- _Work to be completed_:
Return all entries precisely as they stand, without the images.

- _Dataset entries_:

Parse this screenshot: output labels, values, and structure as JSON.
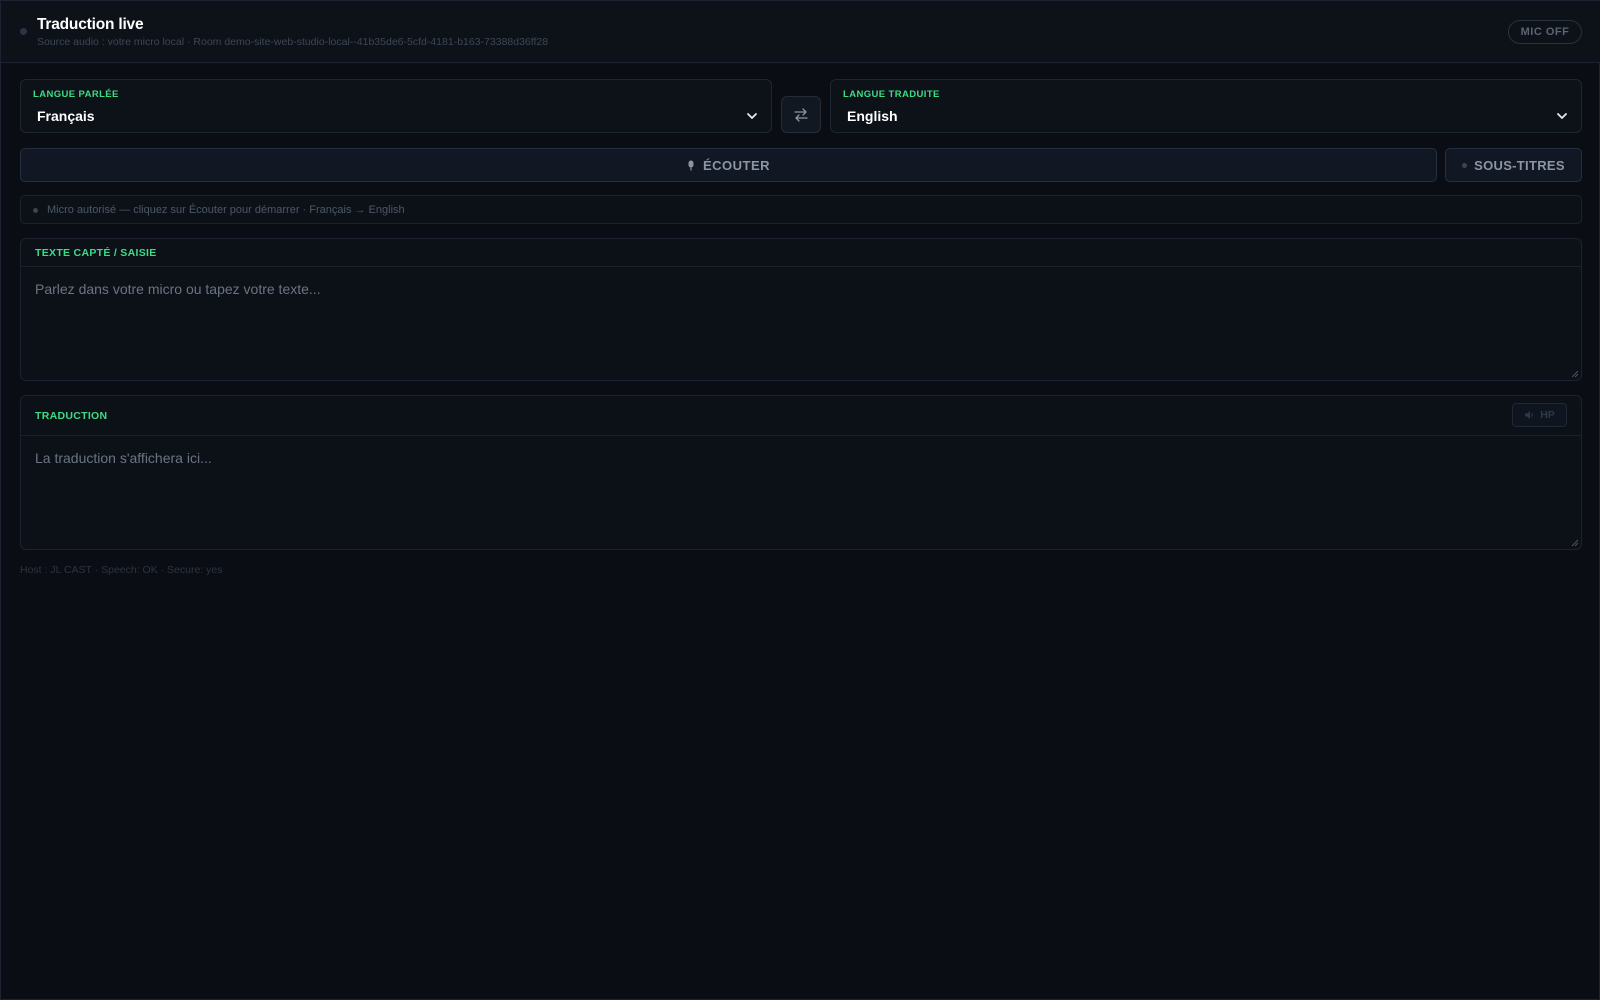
{
  "header": {
    "title": "Traduction live",
    "subtitle": "Source audio : votre micro local · Room demo-site-web-studio-local--41b35de6-5cfd-4181-b163-73388d36ff28",
    "mic_status": "MIC OFF"
  },
  "languages": {
    "source": {
      "label": "LANGUE PARLÉE",
      "value": "Français"
    },
    "target": {
      "label": "LANGUE TRADUITE",
      "value": "English"
    },
    "swap_icon": "swap-arrows-icon"
  },
  "actions": {
    "listen_label": "ÉCOUTER",
    "listen_icon": "microphone-icon",
    "subtitles_label": "SOUS-TITRES"
  },
  "status": {
    "text": "Micro autorisé — cliquez sur Écouter pour démarrer · Français → English"
  },
  "captured": {
    "title": "TEXTE CAPTÉ / SAISIE",
    "placeholder": "Parlez dans votre micro ou tapez votre texte..."
  },
  "translation": {
    "title": "TRADUCTION",
    "placeholder": "La traduction s'affichera ici...",
    "hp_label": "HP",
    "hp_icon": "speaker-icon"
  },
  "footer": {
    "text": "Host : JL CAST · Speech: OK · Secure: yes"
  },
  "colors": {
    "background": "#0a0e14",
    "accent": "#3ddc84",
    "panel": "#0c1118",
    "border": "#1b2330"
  }
}
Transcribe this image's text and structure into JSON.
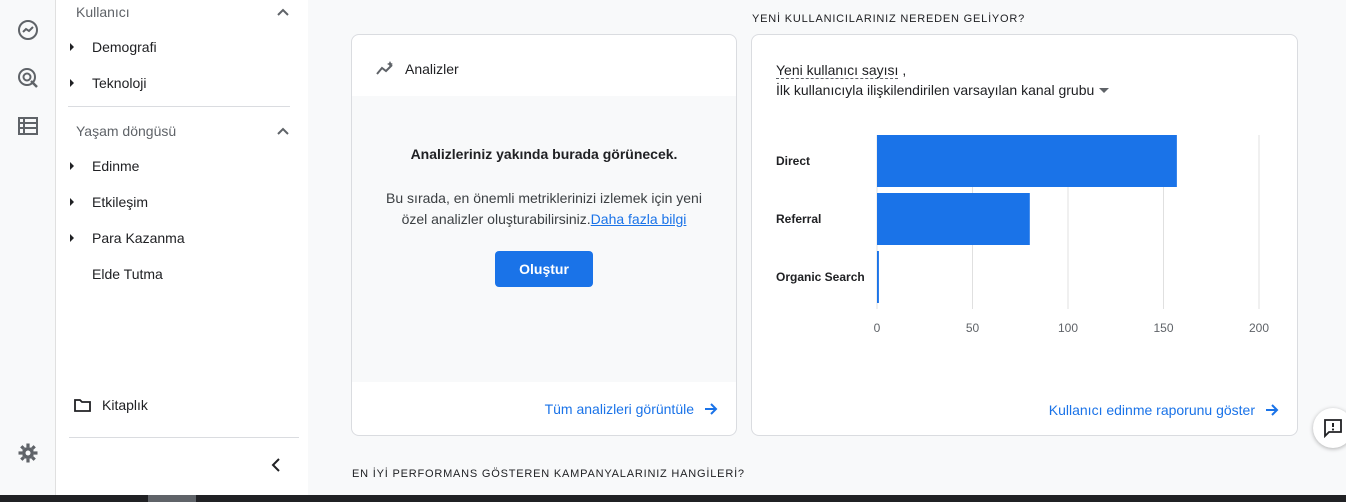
{
  "nav": {
    "section_user": "Kullanıcı",
    "user_items": [
      "Demografi",
      "Teknoloji"
    ],
    "section_lifecycle": "Yaşam döngüsü",
    "lifecycle_items": [
      "Edinme",
      "Etkileşim",
      "Para Kazanma",
      "Elde Tutma"
    ],
    "library": "Kitaplık"
  },
  "analytics_card": {
    "title": "Analizler",
    "headline": "Analizleriniz yakında burada görünecek.",
    "body_line1": "Bu sırada, en önemli metriklerinizi izlemek için yeni",
    "body_line2_prefix": "özel analizler oluşturabilirsiniz.",
    "learn_more": "Daha fazla bilgi",
    "create_button": "Oluştur",
    "footer_link": "Tüm analizleri görüntüle"
  },
  "acquisition": {
    "section_title": "YENİ KULLANICILARINIZ NEREDEN GELİYOR?",
    "metric_label": "Yeni kullanıcı sayısı",
    "metric_suffix": " ,",
    "dimension_label": "İlk kullanıcıyla ilişkilendirilen varsayılan kanal grubu",
    "footer_link": "Kullanıcı edinme raporunu göster"
  },
  "campaigns": {
    "section_title": "EN İYİ PERFORMANS GÖSTEREN KAMPANYALARINIZ HANGİLERİ?"
  },
  "colors": {
    "accent": "#1a73e8",
    "bar": "#1a73e8"
  },
  "chart_data": {
    "type": "bar",
    "orientation": "horizontal",
    "categories": [
      "Direct",
      "Referral",
      "Organic Search"
    ],
    "values": [
      157,
      80,
      1
    ],
    "xlim": [
      0,
      200
    ],
    "xticks": [
      0,
      50,
      100,
      150,
      200
    ],
    "grid": true
  }
}
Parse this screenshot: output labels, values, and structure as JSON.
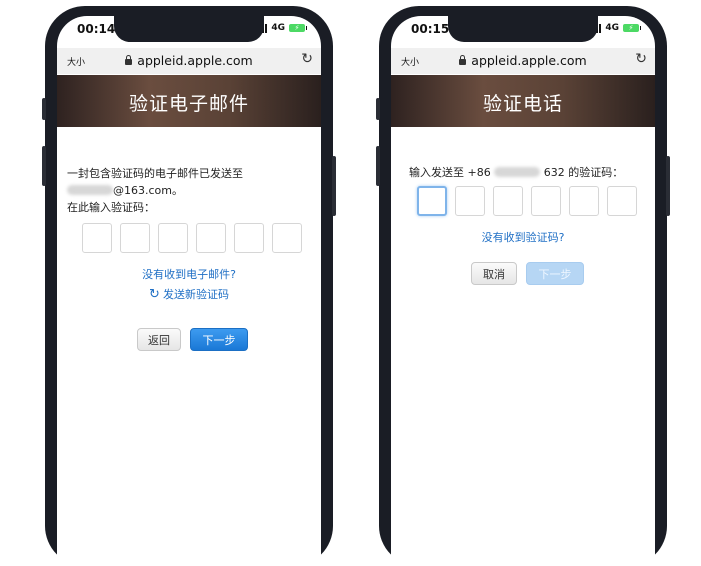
{
  "left_phone": {
    "status": {
      "time": "00:14",
      "network": "4G"
    },
    "browser": {
      "text_size": "大小",
      "url": "appleid.apple.com",
      "reload_icon": "reload-icon"
    },
    "banner_title": "验证电子邮件",
    "message_line1": "一封包含验证码的电子邮件已发送至",
    "email_domain": "@163.com。",
    "prompt": "在此输入验证码：",
    "no_email_link": "没有收到电子邮件?",
    "resend_link": "发送新验证码",
    "back_button": "返回",
    "next_button": "下一步"
  },
  "right_phone": {
    "status": {
      "time": "00:15",
      "network": "4G"
    },
    "browser": {
      "text_size": "大小",
      "url": "appleid.apple.com",
      "reload_icon": "reload-icon"
    },
    "banner_title": "验证电话",
    "prompt_prefix": "输入发送至 +86",
    "prompt_suffix": "632 的验证码：",
    "no_code_link": "没有收到验证码?",
    "cancel_button": "取消",
    "next_button": "下一步"
  },
  "colors": {
    "link": "#1f6fc5",
    "primary_button": "#1a78d6",
    "disabled_button": "#b6d6f4"
  }
}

- _Answer below_:
Parse this screenshot: output labels, values, and structure as JSON.
{
  "header": {
    "title": "Traduction live",
    "subtitle": "Source audio : votre micro local · Room demo-site-web-studio-local--41b35de6-5cfd-4181-b163-73388d36ff28",
    "mic_status": "MIC OFF"
  },
  "languages": {
    "source": {
      "label": "LANGUE PARLÉE",
      "value": "Français"
    },
    "target": {
      "label": "LANGUE TRADUITE",
      "value": "English"
    },
    "swap_icon": "swap-arrows-icon"
  },
  "actions": {
    "listen_label": "ÉCOUTER",
    "listen_icon": "microphone-icon",
    "subtitles_label": "SOUS-TITRES"
  },
  "status": {
    "text": "Micro autorisé — cliquez sur Écouter pour démarrer · Français → English"
  },
  "captured": {
    "title": "TEXTE CAPTÉ / SAISIE",
    "placeholder": "Parlez dans votre micro ou tapez votre texte..."
  },
  "translation": {
    "title": "TRADUCTION",
    "placeholder": "La traduction s'affichera ici...",
    "hp_label": "HP",
    "hp_icon": "speaker-icon"
  },
  "footer": {
    "text": "Host : JL CAST · Speech: OK · Secure: yes"
  },
  "colors": {
    "background": "#0a0e14",
    "accent": "#3ddc84",
    "panel": "#0c1118",
    "border": "#1b2330"
  }
}
Transcribe this image's text and structure into JSON.
{
  "nav": {
    "section_user": "Kullanıcı",
    "user_items": [
      "Demografi",
      "Teknoloji"
    ],
    "section_lifecycle": "Yaşam döngüsü",
    "lifecycle_items": [
      "Edinme",
      "Etkileşim",
      "Para Kazanma",
      "Elde Tutma"
    ],
    "library": "Kitaplık"
  },
  "analytics_card": {
    "title": "Analizler",
    "headline": "Analizleriniz yakında burada görünecek.",
    "body_line1": "Bu sırada, en önemli metriklerinizi izlemek için yeni",
    "body_line2_prefix": "özel analizler oluşturabilirsiniz.",
    "learn_more": "Daha fazla bilgi",
    "create_button": "Oluştur",
    "footer_link": "Tüm analizleri görüntüle"
  },
  "acquisition": {
    "section_title": "YENİ KULLANICILARINIZ NEREDEN GELİYOR?",
    "metric_label": "Yeni kullanıcı sayısı",
    "metric_suffix": " ,",
    "dimension_label": "İlk kullanıcıyla ilişkilendirilen varsayılan kanal grubu",
    "footer_link": "Kullanıcı edinme raporunu göster"
  },
  "campaigns": {
    "section_title": "EN İYİ PERFORMANS GÖSTEREN KAMPANYALARINIZ HANGİLERİ?"
  },
  "colors": {
    "accent": "#1a73e8",
    "bar": "#1a73e8"
  },
  "chart_data": {
    "type": "bar",
    "orientation": "horizontal",
    "categories": [
      "Direct",
      "Referral",
      "Organic Search"
    ],
    "values": [
      157,
      80,
      1
    ],
    "xlim": [
      0,
      200
    ],
    "xticks": [
      0,
      50,
      100,
      150,
      200
    ],
    "grid": true
  }
}
Parse this screenshot: output labels, values, and structure as JSON.
{
  "left_phone": {
    "status": {
      "time": "00:14",
      "network": "4G"
    },
    "browser": {
      "text_size": "大小",
      "url": "appleid.apple.com",
      "reload_icon": "reload-icon"
    },
    "banner_title": "验证电子邮件",
    "message_line1": "一封包含验证码的电子邮件已发送至",
    "email_domain": "@163.com。",
    "prompt": "在此输入验证码：",
    "no_email_link": "没有收到电子邮件?",
    "resend_link": "发送新验证码",
    "back_button": "返回",
    "next_button": "下一步"
  },
  "right_phone": {
    "status": {
      "time": "00:15",
      "network": "4G"
    },
    "browser": {
      "text_size": "大小",
      "url": "appleid.apple.com",
      "reload_icon": "reload-icon"
    },
    "banner_title": "验证电话",
    "prompt_prefix": "输入发送至 +86",
    "prompt_suffix": "632 的验证码：",
    "no_code_link": "没有收到验证码?",
    "cancel_button": "取消",
    "next_button": "下一步"
  },
  "colors": {
    "link": "#1f6fc5",
    "primary_button": "#1a78d6",
    "disabled_button": "#b6d6f4"
  }
}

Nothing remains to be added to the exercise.